» WHAT TO PRODUCE:
Pick out the lines in the listing below that contain the word "government" and copy them.

» RECORDS FOR THIS EXERCISE:
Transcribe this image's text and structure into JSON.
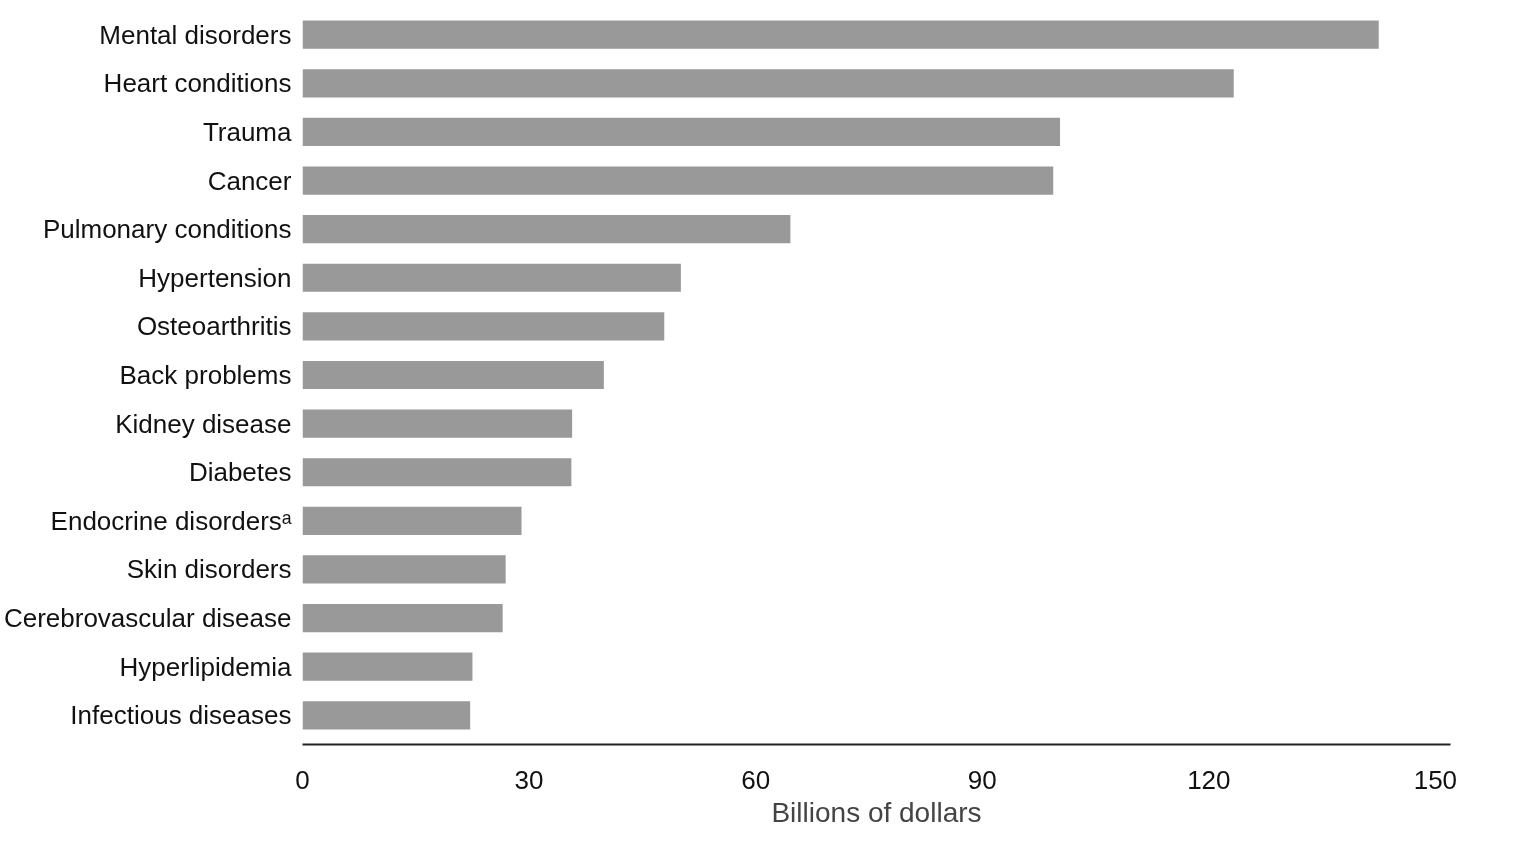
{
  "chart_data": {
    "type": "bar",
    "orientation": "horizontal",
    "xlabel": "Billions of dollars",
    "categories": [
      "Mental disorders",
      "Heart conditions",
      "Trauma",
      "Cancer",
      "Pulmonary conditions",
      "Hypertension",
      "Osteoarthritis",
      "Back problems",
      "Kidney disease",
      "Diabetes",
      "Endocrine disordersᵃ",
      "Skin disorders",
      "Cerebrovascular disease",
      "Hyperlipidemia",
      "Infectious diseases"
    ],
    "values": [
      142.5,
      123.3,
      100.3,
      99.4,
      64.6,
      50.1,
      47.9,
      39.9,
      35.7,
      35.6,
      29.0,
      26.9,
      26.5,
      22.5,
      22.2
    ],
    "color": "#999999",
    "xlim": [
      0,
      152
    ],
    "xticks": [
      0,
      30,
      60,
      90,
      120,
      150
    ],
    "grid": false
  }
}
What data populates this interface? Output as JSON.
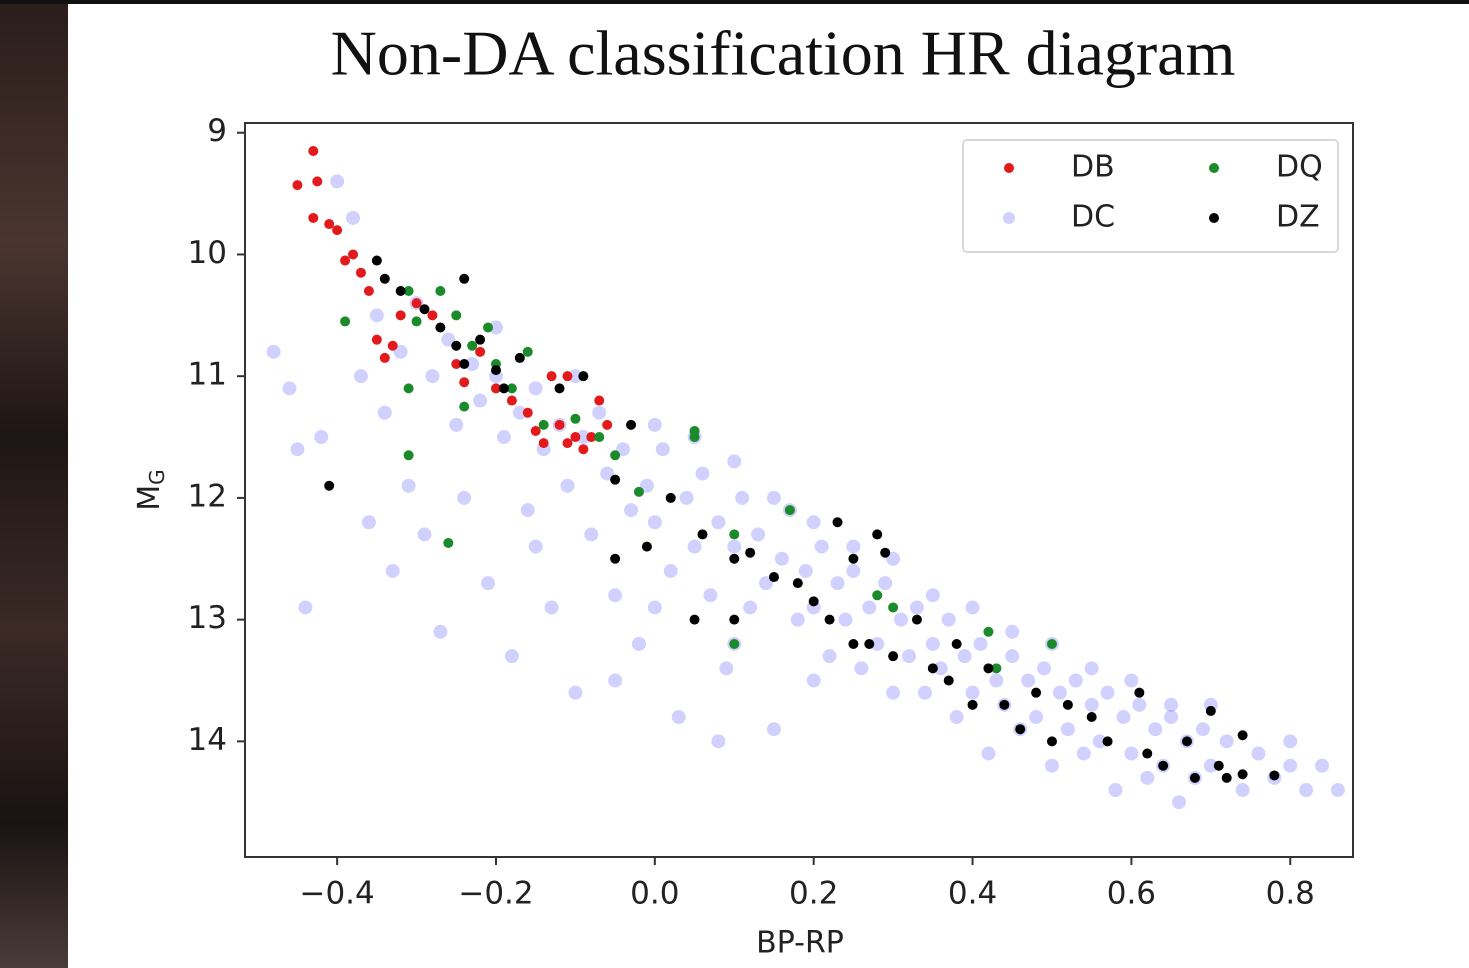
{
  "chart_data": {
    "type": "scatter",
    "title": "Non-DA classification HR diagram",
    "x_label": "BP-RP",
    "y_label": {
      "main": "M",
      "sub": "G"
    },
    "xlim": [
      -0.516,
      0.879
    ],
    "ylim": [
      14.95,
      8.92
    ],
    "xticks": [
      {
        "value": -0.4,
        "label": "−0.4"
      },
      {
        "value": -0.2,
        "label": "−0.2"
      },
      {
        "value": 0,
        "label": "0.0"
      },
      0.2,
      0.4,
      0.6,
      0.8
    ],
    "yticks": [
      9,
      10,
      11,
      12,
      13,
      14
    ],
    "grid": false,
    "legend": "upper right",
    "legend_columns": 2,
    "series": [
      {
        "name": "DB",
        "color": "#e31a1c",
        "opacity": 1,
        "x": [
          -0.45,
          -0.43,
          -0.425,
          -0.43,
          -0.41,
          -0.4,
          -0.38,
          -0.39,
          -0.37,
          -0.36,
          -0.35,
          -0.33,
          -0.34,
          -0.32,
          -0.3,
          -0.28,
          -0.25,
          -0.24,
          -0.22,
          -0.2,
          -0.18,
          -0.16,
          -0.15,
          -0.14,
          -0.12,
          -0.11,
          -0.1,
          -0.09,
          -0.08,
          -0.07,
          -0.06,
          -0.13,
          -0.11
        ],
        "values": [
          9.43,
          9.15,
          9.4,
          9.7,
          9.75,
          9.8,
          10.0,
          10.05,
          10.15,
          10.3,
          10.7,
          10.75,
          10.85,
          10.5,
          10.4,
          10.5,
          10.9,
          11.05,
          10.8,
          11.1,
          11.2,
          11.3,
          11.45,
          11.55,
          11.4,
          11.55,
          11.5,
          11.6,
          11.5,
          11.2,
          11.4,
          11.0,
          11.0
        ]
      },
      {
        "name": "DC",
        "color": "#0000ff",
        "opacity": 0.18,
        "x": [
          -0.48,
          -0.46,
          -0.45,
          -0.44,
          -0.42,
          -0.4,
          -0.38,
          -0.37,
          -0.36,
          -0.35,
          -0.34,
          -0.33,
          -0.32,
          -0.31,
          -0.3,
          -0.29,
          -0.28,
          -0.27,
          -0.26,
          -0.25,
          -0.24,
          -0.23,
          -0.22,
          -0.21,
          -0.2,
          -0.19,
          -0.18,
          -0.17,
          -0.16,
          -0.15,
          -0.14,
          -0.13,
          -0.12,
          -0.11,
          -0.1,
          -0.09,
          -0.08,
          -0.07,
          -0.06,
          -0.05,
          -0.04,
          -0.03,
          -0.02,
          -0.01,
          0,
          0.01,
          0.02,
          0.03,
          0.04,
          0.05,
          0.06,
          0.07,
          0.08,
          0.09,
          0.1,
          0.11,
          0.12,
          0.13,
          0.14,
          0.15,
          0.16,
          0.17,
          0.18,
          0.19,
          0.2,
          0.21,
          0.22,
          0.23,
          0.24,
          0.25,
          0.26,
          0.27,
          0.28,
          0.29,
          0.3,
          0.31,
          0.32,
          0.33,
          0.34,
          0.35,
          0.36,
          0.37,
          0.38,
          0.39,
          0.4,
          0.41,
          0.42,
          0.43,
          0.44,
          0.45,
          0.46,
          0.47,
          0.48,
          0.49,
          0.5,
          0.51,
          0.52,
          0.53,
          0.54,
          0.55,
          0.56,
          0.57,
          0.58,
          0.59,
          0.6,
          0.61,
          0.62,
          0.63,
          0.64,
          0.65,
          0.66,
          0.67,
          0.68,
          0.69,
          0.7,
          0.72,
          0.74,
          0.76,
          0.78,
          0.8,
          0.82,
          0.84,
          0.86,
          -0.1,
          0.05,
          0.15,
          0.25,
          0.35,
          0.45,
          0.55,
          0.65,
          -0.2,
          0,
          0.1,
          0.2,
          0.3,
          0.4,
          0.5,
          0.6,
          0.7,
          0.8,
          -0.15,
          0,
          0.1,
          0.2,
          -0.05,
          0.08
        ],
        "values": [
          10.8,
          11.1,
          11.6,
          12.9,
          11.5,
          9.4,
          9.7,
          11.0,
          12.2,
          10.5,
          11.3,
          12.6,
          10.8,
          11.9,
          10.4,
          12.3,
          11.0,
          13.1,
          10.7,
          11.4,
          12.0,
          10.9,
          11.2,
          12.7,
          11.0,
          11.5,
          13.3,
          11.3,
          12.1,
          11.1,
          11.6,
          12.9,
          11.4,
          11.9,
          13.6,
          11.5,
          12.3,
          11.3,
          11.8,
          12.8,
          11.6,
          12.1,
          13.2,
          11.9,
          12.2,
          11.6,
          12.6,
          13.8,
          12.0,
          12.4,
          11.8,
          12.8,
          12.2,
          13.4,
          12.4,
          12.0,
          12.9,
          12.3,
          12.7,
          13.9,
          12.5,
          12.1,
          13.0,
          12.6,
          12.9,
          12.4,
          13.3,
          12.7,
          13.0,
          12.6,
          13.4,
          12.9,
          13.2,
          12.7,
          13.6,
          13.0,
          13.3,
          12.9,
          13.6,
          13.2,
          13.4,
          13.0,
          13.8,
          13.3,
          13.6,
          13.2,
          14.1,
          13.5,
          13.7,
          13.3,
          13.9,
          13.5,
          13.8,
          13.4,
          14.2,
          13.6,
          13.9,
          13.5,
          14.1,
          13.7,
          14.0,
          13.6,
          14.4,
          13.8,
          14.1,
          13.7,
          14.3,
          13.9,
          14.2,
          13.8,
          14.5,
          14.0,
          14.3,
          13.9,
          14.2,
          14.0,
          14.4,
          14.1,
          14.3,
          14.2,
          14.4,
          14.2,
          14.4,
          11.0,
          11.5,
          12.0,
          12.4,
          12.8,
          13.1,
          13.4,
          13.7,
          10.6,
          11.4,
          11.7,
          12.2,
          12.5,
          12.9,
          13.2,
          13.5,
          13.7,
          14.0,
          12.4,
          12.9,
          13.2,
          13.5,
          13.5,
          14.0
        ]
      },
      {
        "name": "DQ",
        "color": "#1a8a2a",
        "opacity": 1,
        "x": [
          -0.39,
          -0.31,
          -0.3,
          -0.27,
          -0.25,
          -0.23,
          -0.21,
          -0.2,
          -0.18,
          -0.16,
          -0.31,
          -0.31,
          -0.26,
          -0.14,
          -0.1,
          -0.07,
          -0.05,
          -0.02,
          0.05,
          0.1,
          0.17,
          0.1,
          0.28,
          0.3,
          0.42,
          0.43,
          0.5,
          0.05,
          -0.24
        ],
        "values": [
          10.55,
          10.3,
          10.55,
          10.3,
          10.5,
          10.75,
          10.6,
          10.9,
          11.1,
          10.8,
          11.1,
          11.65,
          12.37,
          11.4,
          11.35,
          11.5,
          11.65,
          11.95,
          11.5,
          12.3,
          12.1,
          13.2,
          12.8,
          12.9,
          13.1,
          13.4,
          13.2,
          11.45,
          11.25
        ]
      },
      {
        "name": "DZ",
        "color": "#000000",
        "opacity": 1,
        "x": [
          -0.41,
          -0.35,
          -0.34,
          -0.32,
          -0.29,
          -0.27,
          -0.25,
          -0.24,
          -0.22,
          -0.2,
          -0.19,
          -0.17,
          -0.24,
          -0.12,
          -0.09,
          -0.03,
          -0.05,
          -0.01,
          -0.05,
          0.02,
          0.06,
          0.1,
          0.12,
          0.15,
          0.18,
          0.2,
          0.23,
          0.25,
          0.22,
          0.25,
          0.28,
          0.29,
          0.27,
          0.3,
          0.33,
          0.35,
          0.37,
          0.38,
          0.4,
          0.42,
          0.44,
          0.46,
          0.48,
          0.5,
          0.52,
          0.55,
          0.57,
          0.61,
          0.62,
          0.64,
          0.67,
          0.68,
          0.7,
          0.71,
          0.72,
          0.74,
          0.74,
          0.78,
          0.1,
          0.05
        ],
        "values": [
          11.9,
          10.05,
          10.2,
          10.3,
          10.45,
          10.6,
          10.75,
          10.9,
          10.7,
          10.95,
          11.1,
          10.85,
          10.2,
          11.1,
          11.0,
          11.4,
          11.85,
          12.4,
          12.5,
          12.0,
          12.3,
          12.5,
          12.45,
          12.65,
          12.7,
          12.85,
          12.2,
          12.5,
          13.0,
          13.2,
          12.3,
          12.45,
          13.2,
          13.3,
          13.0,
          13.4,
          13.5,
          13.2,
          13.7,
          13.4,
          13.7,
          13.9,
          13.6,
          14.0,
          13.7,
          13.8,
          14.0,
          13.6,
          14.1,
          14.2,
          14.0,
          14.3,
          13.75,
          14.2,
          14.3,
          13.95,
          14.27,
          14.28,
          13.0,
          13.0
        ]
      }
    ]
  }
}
--
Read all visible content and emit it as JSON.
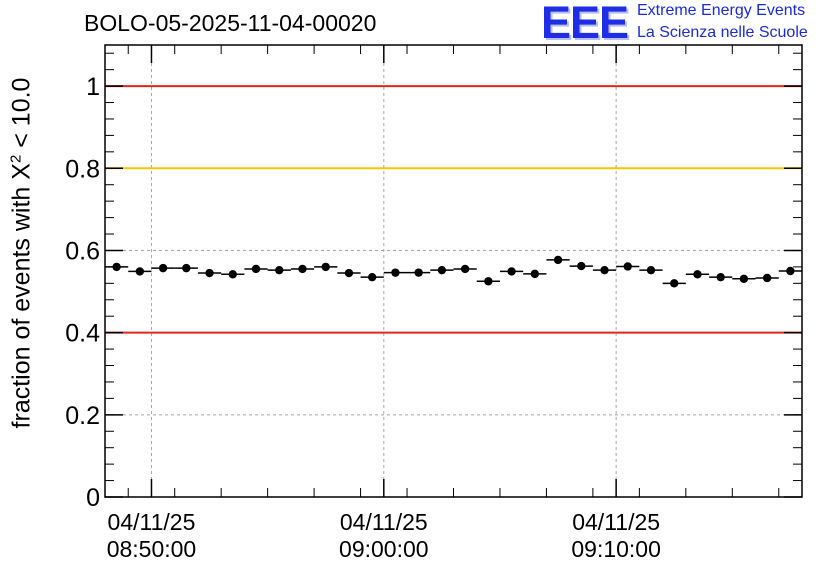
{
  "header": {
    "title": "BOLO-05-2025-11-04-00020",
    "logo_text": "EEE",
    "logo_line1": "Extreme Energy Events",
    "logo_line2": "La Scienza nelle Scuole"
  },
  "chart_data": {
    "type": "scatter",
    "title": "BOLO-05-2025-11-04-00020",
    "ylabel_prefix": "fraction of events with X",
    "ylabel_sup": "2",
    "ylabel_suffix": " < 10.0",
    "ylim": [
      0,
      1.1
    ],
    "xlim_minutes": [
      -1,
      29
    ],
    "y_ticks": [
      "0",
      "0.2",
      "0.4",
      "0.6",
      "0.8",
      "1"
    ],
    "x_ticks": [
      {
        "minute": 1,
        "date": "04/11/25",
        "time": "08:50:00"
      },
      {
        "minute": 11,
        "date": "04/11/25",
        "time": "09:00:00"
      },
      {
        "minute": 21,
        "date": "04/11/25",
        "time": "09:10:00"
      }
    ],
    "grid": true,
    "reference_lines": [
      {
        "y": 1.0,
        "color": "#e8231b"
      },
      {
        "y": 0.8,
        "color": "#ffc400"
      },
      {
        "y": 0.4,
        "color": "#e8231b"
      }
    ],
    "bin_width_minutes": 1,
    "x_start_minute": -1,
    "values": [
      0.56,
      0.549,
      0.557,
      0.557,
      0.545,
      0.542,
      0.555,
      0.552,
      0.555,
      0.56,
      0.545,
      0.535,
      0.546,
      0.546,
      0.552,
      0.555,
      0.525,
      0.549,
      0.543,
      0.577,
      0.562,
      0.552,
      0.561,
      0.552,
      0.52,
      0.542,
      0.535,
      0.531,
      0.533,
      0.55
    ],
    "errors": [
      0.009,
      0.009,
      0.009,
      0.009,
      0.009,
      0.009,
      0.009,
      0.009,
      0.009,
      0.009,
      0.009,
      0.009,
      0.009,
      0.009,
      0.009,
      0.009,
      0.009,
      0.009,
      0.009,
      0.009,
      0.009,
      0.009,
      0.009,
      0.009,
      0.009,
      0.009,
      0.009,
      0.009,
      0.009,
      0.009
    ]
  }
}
--
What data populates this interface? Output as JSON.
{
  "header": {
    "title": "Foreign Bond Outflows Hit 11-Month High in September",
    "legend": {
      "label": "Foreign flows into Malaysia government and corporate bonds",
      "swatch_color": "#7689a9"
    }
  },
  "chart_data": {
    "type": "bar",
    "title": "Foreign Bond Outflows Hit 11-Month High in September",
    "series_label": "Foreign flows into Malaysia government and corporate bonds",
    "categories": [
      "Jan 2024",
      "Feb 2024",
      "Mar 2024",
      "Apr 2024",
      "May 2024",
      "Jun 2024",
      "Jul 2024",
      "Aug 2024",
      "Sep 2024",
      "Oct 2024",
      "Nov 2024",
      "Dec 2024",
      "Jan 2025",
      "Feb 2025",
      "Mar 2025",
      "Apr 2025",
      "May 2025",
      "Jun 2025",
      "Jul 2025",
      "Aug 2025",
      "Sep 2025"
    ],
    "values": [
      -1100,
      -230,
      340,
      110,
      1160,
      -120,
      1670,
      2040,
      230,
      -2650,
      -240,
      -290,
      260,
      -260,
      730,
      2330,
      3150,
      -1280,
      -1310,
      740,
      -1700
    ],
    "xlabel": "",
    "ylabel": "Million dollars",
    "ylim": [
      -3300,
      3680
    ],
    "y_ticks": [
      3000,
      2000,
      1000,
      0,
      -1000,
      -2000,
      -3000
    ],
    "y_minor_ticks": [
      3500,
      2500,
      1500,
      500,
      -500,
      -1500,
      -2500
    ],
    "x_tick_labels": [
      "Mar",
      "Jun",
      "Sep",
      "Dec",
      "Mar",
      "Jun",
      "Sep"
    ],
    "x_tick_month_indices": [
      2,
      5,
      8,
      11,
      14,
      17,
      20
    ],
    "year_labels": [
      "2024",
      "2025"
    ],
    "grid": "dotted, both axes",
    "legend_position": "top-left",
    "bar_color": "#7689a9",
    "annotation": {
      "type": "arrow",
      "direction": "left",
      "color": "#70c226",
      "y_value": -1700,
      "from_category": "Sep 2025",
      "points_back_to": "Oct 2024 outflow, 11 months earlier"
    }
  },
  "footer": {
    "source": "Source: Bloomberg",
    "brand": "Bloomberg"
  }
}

» TASK RESPONSE:
      "label": "Foreign flows into Malaysia government and corporate bonds",
    "series_label": "Foreign flows into Malaysia government and corporate bonds",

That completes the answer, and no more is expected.